● **Short task**
Using the records that follow, copy every line containing the word "JSON".

Figure contents as structured data
--

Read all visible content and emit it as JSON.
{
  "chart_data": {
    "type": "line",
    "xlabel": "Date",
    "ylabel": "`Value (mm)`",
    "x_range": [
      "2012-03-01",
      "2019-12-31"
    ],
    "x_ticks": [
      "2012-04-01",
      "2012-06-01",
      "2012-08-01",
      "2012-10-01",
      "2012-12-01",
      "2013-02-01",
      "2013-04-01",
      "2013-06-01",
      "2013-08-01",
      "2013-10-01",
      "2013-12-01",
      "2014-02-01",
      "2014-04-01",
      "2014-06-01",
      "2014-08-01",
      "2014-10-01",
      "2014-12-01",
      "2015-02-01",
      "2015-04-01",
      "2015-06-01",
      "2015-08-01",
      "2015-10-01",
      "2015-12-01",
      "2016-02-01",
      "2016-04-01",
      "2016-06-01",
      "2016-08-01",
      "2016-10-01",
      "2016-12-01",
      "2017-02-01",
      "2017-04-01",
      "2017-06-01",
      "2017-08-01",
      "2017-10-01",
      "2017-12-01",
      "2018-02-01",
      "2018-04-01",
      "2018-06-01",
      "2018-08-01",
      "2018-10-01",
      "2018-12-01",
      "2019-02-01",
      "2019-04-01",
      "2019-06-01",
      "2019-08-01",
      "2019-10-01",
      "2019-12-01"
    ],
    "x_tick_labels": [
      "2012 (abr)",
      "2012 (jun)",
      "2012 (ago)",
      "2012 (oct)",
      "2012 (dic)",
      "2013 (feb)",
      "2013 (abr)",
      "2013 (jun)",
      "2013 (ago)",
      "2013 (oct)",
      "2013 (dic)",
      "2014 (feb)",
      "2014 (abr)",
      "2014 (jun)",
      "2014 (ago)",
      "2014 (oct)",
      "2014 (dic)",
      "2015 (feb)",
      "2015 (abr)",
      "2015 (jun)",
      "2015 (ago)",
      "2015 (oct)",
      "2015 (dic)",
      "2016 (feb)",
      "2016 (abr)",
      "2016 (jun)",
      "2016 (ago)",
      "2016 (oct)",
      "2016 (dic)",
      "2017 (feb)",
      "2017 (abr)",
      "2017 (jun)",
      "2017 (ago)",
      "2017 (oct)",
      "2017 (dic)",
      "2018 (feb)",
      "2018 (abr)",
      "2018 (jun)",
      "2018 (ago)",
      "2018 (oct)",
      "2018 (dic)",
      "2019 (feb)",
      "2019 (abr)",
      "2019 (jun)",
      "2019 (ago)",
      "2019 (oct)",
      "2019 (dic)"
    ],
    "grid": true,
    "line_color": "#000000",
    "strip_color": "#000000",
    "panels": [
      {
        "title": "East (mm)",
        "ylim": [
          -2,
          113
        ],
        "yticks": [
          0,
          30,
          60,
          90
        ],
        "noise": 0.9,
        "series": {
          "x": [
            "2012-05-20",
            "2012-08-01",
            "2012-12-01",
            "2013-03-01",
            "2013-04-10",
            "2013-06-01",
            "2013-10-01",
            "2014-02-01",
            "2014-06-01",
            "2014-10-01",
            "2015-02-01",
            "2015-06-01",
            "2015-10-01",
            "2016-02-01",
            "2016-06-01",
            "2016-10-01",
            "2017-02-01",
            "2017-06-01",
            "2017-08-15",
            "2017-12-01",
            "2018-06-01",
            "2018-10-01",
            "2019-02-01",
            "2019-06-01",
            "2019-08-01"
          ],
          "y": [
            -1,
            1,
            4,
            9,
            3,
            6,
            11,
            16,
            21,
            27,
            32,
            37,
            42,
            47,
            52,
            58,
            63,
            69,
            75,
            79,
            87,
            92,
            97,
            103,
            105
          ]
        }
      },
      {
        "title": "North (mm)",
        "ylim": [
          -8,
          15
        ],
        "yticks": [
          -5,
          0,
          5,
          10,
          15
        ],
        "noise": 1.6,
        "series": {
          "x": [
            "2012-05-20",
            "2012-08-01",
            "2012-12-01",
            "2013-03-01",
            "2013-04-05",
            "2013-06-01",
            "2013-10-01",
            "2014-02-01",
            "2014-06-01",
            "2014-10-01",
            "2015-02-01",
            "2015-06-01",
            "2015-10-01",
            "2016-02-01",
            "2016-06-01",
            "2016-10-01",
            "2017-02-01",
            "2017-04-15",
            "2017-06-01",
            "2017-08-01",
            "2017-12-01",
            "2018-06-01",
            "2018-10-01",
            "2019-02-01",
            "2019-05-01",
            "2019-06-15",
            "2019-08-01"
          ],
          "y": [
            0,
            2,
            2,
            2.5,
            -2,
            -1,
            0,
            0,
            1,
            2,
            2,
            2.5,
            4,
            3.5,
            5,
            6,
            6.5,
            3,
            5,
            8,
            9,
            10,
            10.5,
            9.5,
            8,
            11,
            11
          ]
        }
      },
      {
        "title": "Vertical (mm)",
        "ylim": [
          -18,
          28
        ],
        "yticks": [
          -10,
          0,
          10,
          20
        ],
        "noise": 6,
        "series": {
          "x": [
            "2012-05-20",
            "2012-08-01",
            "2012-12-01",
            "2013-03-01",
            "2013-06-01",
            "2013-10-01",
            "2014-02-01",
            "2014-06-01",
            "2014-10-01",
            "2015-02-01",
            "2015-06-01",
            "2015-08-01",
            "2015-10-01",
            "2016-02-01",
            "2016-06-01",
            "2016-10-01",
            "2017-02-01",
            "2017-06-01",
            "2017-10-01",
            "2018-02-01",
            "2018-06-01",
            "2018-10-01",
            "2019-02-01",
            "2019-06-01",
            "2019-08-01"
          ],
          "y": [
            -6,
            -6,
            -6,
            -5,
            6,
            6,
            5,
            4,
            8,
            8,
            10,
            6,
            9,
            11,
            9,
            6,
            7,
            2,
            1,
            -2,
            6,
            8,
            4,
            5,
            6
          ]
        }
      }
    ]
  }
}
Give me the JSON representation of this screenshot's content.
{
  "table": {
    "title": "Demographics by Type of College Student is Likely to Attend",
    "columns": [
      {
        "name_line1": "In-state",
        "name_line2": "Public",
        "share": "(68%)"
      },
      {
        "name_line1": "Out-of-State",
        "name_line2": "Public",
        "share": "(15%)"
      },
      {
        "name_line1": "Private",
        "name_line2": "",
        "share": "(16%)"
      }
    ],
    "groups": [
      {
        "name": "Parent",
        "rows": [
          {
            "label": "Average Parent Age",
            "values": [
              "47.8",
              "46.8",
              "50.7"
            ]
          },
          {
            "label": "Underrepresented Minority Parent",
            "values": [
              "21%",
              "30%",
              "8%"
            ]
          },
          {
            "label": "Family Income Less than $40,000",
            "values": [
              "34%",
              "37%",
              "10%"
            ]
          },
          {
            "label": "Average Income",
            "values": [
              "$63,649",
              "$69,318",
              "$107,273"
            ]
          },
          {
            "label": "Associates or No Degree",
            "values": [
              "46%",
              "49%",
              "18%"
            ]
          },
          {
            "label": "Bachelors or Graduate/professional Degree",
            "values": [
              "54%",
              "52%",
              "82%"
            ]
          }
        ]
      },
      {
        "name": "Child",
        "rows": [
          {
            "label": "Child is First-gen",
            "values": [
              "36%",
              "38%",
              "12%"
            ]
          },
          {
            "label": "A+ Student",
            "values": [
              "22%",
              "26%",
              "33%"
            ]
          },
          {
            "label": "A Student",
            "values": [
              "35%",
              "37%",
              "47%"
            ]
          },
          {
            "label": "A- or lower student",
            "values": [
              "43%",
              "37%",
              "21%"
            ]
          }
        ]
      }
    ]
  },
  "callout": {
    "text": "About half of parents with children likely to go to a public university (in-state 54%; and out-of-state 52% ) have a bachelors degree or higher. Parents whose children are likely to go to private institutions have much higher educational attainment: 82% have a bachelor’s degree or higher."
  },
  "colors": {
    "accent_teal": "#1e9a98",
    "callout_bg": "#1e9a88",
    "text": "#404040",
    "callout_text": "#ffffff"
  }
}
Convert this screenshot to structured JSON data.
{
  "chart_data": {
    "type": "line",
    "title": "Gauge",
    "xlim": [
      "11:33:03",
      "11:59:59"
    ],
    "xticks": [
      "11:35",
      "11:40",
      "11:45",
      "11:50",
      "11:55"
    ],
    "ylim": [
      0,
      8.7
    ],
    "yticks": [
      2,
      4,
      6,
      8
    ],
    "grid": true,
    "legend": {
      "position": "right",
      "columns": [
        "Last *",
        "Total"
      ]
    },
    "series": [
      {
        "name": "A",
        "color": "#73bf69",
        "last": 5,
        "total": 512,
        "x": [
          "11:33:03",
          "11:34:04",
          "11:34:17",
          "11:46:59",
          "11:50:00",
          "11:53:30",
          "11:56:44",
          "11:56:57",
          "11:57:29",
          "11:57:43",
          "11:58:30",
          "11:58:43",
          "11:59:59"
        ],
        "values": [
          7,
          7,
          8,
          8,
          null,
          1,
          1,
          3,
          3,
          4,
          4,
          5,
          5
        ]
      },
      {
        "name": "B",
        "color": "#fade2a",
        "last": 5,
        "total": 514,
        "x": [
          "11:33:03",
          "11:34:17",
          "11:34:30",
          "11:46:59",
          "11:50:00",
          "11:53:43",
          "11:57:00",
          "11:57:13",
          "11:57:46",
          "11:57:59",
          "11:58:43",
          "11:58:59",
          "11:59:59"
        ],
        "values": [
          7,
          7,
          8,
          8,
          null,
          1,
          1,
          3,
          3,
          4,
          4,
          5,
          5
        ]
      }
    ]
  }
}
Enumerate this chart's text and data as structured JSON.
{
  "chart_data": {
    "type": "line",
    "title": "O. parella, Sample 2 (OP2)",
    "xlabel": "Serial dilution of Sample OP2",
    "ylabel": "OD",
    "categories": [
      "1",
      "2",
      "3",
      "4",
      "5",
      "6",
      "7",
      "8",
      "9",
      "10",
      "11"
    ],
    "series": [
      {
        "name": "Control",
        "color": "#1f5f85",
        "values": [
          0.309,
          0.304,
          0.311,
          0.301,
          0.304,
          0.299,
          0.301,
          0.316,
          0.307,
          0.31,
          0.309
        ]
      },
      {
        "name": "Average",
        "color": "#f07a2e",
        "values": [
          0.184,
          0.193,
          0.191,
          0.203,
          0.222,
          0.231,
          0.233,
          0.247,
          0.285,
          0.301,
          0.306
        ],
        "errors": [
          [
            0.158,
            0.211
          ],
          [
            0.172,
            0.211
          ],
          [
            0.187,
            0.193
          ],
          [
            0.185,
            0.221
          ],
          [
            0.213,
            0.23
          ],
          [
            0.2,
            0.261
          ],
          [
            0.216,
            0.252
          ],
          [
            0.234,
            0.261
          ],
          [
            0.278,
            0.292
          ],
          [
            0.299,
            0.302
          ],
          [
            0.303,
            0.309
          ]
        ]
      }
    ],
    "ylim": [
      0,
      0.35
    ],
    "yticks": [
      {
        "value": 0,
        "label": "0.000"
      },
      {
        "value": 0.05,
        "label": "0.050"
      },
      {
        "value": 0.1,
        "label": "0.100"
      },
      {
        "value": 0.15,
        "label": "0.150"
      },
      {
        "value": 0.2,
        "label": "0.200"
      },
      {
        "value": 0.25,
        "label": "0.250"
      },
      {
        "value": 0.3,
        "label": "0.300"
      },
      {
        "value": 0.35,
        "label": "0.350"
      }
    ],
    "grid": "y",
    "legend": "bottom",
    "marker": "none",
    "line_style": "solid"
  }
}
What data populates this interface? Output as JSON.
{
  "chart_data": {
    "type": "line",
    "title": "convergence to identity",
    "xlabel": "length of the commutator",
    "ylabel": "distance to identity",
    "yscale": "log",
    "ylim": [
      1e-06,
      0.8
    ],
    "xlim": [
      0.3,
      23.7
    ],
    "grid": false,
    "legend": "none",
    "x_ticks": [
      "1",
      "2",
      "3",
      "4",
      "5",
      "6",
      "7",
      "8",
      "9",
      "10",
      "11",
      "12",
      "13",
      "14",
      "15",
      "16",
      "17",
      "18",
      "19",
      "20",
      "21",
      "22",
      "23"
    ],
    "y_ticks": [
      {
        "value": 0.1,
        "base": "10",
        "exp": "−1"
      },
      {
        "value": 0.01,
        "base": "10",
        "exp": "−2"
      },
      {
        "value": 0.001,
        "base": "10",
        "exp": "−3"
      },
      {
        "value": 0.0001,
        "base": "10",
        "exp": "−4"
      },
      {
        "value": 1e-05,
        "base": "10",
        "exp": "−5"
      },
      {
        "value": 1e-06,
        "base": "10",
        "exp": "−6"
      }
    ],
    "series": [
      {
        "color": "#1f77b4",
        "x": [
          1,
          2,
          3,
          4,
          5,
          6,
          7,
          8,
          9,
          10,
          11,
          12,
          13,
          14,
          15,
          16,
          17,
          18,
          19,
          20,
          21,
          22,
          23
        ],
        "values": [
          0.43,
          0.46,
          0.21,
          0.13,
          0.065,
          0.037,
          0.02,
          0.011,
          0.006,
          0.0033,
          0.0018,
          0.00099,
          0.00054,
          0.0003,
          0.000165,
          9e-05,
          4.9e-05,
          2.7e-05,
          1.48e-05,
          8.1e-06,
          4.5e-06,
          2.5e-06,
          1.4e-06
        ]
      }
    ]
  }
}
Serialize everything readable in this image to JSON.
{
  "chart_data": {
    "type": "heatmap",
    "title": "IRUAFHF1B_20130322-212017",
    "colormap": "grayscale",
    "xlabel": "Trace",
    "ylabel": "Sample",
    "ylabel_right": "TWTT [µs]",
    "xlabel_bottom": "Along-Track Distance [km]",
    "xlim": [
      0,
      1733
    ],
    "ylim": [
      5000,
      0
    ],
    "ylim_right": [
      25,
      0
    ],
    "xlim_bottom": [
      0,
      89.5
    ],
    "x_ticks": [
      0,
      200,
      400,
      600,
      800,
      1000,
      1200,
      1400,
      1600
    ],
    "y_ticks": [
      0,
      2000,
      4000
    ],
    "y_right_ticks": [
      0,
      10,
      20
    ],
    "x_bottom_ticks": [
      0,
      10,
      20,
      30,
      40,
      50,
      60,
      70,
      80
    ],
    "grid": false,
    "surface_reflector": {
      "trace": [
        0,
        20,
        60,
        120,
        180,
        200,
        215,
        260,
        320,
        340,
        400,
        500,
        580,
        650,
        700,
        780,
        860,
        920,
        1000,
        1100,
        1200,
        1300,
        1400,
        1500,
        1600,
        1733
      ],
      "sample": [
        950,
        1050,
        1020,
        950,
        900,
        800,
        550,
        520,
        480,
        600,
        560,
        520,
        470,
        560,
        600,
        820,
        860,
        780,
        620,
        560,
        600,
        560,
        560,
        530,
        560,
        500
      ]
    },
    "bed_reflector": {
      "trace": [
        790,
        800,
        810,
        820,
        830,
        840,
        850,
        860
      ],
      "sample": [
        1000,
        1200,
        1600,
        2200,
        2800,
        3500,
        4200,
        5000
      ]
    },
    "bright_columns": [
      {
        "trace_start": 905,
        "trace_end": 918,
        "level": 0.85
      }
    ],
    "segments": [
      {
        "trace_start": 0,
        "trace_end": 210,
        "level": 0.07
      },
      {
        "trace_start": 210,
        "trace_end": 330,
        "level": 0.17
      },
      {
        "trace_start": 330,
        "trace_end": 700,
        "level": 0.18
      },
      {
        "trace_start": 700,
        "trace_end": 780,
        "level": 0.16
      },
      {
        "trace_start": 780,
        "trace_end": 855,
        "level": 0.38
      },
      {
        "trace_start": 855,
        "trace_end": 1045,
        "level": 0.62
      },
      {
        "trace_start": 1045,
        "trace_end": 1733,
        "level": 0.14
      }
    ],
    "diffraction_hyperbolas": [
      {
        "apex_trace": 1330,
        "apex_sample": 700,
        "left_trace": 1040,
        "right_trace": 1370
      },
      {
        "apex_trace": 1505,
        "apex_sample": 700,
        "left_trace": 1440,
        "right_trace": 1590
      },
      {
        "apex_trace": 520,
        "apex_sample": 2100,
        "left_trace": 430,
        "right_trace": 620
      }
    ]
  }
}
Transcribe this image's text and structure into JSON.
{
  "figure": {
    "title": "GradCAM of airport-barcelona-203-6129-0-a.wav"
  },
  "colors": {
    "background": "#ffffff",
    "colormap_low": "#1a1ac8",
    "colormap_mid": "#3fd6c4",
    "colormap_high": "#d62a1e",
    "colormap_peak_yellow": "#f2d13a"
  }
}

--

● **Solution**
Read all visible content and emit it as JSON.
Give me the JSON representation of this screenshot's content.
Convert this screenshot to structured JSON data.
Enumerate this chart's text and data as structured JSON.
What data populates this interface? Output as JSON.
Serialize everything readable in this image to JSON.
Transcribe this image's text and structure into JSON.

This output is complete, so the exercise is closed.